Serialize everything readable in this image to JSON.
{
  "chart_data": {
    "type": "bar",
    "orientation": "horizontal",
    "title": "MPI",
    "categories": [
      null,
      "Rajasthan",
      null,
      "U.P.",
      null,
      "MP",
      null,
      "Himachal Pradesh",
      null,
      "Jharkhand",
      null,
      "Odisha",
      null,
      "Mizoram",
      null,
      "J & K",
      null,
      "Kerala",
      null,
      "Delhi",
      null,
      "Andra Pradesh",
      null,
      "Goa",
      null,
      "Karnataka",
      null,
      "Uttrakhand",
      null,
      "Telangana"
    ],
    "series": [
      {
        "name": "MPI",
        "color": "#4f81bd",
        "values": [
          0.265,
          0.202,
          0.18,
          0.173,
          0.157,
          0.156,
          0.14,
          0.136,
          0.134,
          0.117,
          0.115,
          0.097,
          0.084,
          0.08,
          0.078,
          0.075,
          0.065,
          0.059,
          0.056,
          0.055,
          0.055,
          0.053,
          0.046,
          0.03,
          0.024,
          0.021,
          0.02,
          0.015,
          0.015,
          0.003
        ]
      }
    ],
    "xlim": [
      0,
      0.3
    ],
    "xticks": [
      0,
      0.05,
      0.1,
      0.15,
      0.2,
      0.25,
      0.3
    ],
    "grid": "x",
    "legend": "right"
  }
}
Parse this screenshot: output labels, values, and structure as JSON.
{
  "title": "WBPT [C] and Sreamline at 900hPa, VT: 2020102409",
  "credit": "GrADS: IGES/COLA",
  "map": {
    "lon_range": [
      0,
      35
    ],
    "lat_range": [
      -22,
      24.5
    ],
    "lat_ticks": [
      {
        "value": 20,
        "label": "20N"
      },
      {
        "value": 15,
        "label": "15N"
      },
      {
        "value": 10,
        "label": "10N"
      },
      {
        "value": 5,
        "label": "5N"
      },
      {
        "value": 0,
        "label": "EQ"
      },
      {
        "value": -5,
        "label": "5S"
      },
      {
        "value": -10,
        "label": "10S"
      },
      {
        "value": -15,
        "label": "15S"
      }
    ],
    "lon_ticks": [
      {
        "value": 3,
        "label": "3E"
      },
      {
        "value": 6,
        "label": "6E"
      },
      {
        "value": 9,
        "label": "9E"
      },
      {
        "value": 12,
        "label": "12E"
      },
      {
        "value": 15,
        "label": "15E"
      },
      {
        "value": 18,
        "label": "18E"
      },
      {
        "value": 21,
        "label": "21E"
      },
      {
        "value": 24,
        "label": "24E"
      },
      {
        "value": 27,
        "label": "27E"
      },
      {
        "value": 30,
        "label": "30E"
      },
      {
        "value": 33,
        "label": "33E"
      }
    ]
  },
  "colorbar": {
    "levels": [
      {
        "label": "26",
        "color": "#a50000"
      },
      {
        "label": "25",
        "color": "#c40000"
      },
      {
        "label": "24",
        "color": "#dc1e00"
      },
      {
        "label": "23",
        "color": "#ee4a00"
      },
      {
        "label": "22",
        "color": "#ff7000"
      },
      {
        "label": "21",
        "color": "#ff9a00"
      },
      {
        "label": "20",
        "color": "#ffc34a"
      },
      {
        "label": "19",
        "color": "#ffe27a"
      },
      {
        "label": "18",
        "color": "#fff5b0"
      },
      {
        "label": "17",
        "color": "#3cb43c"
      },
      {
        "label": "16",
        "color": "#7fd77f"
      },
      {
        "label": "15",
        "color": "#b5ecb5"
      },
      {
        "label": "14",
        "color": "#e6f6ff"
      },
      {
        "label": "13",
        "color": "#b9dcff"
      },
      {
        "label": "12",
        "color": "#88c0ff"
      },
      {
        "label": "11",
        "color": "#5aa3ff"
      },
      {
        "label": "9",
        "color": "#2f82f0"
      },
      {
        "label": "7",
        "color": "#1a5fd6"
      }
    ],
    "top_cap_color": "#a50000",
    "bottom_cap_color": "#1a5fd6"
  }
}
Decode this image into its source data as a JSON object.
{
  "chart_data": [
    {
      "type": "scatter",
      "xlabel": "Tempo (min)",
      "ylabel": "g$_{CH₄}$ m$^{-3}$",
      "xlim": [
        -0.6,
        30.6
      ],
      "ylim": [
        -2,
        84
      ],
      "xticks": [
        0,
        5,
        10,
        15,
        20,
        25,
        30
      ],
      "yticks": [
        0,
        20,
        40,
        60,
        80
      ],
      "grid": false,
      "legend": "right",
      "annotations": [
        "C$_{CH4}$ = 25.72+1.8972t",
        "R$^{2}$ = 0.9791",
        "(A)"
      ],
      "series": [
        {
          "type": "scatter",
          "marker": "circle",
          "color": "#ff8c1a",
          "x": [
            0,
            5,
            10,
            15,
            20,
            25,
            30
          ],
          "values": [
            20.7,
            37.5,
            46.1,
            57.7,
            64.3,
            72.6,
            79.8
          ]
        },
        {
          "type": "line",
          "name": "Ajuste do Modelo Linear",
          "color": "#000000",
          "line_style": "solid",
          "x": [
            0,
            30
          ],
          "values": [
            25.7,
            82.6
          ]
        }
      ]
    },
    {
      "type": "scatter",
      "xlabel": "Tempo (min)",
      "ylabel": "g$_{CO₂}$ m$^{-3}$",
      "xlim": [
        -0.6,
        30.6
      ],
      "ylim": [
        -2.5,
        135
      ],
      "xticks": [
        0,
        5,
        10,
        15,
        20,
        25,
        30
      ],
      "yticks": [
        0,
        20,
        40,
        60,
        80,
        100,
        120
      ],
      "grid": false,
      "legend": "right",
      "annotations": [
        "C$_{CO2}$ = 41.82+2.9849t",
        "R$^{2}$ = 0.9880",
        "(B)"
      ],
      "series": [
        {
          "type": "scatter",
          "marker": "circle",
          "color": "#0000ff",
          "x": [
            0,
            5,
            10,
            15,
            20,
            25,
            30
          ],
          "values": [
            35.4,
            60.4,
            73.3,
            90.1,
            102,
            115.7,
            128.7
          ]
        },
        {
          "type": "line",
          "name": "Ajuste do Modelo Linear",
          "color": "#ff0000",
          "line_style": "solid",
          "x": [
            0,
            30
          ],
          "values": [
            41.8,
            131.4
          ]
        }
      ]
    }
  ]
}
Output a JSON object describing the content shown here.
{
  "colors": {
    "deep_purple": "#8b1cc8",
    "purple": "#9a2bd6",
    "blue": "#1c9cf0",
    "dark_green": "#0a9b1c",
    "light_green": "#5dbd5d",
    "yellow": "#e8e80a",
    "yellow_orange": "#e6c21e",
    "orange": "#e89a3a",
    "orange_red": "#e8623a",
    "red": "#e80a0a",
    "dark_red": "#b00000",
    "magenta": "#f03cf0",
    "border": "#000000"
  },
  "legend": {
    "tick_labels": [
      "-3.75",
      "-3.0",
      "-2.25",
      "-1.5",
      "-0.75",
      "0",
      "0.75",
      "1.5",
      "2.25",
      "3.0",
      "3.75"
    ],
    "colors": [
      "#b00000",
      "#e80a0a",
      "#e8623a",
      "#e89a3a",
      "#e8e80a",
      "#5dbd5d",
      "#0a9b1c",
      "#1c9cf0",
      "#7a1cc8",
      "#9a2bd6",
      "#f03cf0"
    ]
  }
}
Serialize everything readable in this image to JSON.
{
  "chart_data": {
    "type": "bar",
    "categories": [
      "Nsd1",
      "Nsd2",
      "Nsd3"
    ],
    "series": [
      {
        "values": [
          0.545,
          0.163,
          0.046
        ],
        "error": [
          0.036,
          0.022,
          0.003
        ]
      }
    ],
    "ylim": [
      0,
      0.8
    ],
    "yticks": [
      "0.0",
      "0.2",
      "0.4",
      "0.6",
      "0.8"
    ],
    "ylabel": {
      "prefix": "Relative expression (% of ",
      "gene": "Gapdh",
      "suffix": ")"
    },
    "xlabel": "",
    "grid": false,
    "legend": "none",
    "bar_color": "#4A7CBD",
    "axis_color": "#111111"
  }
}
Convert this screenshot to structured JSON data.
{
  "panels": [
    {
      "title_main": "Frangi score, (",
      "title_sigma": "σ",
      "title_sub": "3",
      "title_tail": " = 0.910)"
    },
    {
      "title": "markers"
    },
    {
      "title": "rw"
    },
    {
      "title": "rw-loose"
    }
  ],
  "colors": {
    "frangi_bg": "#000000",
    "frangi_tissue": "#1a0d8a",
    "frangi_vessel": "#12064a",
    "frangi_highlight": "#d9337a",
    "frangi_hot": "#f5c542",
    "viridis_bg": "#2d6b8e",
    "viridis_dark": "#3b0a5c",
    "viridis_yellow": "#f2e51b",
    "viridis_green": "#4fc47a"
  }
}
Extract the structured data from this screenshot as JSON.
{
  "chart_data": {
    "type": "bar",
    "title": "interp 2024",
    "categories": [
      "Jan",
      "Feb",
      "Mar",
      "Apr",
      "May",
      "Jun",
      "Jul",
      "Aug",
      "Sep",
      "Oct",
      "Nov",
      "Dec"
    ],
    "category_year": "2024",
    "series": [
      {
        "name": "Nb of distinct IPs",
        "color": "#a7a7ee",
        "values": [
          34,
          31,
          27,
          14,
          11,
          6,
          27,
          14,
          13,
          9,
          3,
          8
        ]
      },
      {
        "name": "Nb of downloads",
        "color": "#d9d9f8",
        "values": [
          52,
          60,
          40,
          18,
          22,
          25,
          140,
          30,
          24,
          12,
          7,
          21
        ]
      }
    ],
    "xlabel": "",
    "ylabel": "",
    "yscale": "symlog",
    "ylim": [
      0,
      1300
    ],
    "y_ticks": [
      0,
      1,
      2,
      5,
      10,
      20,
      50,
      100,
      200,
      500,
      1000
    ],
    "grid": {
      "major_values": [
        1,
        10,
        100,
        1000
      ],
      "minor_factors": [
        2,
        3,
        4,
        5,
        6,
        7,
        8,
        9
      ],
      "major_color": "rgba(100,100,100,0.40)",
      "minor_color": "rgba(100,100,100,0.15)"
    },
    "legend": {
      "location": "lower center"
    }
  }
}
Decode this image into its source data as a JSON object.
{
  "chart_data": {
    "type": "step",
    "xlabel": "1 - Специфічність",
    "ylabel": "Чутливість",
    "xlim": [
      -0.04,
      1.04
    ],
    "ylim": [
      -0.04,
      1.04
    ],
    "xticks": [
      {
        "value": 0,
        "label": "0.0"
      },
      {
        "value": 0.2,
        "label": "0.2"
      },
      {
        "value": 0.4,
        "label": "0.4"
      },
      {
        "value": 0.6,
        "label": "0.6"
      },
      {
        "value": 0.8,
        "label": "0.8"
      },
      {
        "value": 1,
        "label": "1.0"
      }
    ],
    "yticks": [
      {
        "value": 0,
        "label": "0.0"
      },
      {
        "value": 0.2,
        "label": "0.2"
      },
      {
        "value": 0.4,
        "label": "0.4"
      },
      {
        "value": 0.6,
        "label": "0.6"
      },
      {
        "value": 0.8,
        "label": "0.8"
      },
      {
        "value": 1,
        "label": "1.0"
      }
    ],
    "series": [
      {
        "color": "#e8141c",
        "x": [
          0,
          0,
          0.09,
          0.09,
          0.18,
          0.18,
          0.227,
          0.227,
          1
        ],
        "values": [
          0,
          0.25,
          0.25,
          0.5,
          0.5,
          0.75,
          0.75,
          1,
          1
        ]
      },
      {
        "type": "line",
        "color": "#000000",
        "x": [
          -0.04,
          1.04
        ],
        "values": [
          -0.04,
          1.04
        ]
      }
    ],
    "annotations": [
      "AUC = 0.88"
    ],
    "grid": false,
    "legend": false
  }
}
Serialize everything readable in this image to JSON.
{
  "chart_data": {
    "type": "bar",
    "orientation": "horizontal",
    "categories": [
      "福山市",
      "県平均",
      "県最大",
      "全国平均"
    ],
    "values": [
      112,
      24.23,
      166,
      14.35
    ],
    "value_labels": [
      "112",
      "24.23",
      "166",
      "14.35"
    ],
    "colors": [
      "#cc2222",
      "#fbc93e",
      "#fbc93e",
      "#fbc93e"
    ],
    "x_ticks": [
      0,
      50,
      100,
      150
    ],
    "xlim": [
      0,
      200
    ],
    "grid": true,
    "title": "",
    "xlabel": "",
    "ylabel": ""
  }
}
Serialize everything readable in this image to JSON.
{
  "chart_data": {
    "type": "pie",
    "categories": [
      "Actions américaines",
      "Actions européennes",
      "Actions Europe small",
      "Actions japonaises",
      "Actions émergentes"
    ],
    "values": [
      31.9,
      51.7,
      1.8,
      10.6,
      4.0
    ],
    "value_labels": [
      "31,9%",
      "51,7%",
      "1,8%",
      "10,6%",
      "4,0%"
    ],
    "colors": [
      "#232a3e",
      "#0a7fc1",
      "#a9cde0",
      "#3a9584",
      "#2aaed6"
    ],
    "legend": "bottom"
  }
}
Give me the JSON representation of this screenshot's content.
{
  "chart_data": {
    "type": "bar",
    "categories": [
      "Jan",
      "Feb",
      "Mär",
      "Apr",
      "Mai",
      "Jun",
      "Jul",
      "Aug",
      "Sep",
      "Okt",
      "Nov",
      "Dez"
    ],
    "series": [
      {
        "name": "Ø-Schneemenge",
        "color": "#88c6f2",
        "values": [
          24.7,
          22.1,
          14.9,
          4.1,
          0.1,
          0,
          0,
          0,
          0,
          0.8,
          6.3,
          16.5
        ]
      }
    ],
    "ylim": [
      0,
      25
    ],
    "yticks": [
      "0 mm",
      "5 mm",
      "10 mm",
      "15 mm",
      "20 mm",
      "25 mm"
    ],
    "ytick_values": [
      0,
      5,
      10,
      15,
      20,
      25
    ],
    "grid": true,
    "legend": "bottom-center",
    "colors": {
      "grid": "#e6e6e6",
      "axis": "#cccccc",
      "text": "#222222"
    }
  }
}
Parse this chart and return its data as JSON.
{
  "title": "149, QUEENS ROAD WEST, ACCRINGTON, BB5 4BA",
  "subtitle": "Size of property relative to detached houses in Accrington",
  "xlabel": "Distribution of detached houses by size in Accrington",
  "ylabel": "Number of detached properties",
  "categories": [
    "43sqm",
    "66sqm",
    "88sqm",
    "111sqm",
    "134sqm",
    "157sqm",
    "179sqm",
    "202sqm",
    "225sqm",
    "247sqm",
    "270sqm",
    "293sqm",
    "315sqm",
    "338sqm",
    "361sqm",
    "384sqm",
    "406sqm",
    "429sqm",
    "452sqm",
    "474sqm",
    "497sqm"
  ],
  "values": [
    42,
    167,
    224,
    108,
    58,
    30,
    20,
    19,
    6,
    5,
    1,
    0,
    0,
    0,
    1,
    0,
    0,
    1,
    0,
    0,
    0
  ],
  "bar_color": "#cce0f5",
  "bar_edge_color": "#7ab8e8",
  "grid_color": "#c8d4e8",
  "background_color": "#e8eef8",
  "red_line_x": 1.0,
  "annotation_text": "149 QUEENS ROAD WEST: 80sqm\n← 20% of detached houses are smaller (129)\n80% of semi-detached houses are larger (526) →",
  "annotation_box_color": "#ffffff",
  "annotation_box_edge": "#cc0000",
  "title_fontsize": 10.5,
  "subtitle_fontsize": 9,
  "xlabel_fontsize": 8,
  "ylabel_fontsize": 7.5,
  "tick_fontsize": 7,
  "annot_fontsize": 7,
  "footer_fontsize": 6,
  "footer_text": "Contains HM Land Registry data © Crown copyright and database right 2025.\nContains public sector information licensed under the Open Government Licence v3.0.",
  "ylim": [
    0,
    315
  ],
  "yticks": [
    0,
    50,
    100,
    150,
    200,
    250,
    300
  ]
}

● **Requirements**:
Report the number of lines in the listing above that include the word "content", and nothing else.

● **Output for this task**:
2